-- START DATA FOR THIS TASK --
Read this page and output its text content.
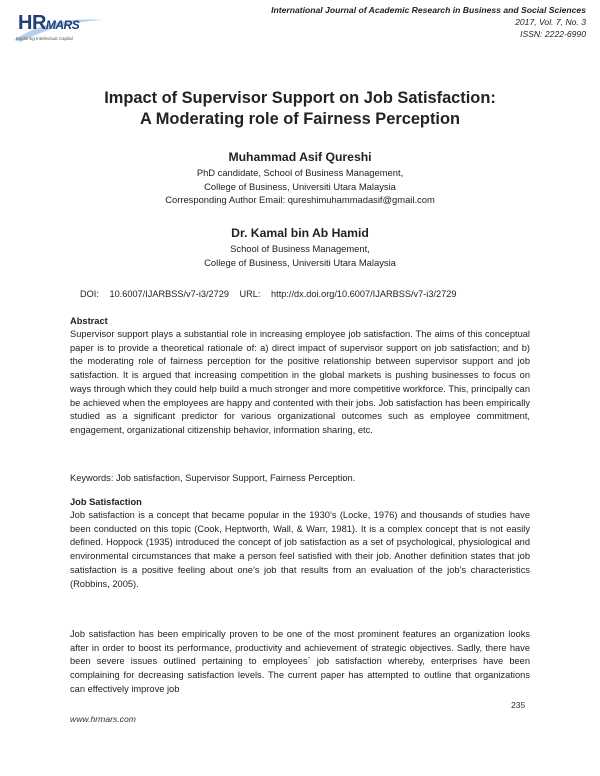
HRMARS
Exploring Intellectual Capital
International Journal of Academic Research in Business and Social Sciences
2017, Vol. 7, No. 3
ISSN: 2222-6990
Impact of Supervisor Support on Job Satisfaction:
A Moderating role of Fairness Perception
Muhammad Asif Qureshi
PhD candidate, School of Business Management,
College of Business, Universiti Utara Malaysia
Corresponding Author Email: qureshimuhammadasif@gmail.com
Dr. Kamal bin Ab Hamid
School of Business Management,
College of Business, Universiti Utara Malaysia
DOI: 10.6007/IJARBSS/v7-i3/2729 URL: http://dx.doi.org/10.6007/IJARBSS/v7-i3/2729
Abstract
Supervisor support plays a substantial role in increasing employee job satisfaction. The aims of this conceptual paper is to provide a theoretical rationale of: a) direct impact of supervisor support on job satisfaction; and b) the moderating role of fairness perception for the positive relationship between supervisor support and job satisfaction. It is argued that increasing competition in the global markets is pushing businesses to focus on ways through which they could help build a much stronger and more competitive workforce. This, principally can be achieved when the employees are happy and contented with their jobs. Job satisfaction has been empirically studied as a significant predictor for various organizational outcomes such as employee commitment, engagement, organizational citizenship behavior, information sharing, etc.
Keywords: Job satisfaction, Supervisor Support, Fairness Perception.
Job Satisfaction
Job satisfaction is a concept that became popular in the 1930’s (Locke, 1976) and thousands of studies have been conducted on this topic (Cook, Heptworth, Wall, & Warr, 1981). It is a complex concept that is not easily defined. Hoppock (1935) introduced the concept of job satisfaction as a set of psychological, physiological and environmental circumstances that make a person feel satisfied with their job. Another definition states that job satisfaction is a positive feeling about one’s job that results from an evaluation of the job’s characteristics (Robbins, 2005).
Job satisfaction has been empirically proven to be one of the most prominent features an organization looks after in order to boost its performance, productivity and achievement of strategic objectives. Sadly, there have been severe issues outlined pertaining to employees` job satisfaction whereby, enterprises have been complaining for decreasing satisfaction levels. The current paper has attempted to outline that organizations can effectively improve job
235
www.hrmars.com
-- END DATA FOR THIS TASK --
THE TASK:
Copy all lines above containing the string "School".

THE SOLUTION:
PhD candidate, School of Business Management,
School of Business Management,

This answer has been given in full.